**What you should do:**
Find each line that has the string "ylabel" and give the total, with nothing else.

**Dataset entries:**
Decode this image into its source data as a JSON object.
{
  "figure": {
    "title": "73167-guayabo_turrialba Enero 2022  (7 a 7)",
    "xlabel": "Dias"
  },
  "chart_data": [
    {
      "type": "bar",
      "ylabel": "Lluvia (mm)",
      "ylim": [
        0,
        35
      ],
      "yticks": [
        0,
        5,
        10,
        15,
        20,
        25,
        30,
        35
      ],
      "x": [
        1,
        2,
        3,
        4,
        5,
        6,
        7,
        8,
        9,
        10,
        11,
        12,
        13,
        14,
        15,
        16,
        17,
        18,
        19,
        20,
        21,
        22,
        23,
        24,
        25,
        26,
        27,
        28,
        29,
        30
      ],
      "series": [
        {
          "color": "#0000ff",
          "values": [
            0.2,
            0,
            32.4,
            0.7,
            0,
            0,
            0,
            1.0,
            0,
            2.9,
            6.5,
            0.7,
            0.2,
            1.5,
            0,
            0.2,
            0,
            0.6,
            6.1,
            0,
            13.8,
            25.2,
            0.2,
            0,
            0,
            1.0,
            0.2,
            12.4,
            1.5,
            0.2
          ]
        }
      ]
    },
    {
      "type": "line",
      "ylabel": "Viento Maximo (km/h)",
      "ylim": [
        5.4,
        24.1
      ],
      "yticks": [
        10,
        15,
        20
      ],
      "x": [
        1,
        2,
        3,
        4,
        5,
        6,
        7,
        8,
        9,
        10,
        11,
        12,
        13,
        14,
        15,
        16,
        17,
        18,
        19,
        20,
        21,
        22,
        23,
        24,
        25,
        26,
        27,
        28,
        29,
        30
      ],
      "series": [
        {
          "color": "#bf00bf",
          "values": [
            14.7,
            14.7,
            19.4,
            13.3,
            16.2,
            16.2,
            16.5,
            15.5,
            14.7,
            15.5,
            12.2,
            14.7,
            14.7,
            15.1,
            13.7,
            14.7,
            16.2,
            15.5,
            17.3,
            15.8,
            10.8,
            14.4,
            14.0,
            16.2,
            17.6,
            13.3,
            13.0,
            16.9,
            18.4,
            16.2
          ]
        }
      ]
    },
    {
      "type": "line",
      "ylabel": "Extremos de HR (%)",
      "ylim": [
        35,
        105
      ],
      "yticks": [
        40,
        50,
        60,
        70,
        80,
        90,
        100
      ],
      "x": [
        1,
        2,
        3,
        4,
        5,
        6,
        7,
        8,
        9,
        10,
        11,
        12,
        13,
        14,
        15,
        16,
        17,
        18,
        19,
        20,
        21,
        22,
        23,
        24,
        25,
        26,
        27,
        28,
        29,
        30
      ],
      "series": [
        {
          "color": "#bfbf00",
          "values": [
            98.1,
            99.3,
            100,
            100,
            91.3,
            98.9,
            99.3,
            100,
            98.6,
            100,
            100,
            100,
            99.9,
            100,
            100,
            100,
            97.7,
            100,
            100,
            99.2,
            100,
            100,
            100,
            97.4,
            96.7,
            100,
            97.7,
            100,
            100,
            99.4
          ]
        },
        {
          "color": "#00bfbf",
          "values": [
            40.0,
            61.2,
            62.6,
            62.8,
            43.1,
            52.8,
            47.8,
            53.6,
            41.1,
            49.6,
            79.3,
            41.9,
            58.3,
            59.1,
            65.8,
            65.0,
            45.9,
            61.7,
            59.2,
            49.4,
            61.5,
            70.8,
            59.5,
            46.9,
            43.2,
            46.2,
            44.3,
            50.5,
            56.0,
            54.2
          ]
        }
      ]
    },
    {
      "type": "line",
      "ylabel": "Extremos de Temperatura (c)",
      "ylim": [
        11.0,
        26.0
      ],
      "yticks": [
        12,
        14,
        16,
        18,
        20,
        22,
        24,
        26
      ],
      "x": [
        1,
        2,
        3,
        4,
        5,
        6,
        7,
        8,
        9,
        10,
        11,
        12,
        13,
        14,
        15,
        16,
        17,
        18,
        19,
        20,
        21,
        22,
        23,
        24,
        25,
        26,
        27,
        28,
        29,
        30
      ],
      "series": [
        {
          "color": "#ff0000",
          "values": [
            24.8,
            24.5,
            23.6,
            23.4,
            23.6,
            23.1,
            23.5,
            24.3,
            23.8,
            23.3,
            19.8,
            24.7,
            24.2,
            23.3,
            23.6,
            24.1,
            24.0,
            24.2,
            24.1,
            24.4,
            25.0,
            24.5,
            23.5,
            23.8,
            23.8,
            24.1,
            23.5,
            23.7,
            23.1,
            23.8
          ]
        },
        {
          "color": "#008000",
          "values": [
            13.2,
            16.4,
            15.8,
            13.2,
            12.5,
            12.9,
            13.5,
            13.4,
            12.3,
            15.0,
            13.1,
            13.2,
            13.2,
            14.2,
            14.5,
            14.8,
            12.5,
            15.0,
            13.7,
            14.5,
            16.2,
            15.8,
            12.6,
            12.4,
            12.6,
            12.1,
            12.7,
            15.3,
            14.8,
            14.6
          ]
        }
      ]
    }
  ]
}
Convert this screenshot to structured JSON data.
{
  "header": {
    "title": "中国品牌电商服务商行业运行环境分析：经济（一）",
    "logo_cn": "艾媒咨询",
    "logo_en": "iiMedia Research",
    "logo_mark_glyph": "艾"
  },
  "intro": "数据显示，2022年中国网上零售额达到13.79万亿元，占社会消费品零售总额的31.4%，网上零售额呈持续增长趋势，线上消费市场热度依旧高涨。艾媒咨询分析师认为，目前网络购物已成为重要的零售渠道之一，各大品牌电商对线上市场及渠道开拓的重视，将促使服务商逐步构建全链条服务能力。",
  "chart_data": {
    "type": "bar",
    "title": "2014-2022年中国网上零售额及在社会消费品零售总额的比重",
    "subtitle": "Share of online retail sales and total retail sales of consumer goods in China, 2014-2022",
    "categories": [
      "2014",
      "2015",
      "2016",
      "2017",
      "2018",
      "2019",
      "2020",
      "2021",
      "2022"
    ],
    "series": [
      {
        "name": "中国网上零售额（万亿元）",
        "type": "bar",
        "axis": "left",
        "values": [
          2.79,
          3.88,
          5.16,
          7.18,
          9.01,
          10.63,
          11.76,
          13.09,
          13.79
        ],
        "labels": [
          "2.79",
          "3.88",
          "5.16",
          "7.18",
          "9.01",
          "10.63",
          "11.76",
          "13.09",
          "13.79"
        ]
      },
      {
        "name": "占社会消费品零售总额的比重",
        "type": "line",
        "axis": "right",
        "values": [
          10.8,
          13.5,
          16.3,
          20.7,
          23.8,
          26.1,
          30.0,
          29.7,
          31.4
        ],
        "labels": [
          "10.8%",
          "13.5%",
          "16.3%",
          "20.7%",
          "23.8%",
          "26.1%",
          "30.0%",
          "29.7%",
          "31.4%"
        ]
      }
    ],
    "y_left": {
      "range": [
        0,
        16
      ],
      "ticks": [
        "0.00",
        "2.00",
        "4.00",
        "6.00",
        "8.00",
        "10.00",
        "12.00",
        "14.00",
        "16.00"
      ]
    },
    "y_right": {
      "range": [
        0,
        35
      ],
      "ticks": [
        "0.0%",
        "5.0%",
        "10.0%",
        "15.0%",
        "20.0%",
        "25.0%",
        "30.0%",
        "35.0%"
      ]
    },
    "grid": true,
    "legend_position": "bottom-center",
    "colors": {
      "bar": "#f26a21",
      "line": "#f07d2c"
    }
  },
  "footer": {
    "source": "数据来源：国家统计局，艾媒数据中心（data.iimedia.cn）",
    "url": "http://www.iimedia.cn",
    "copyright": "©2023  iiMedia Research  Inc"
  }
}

**Output of the exercise:**
4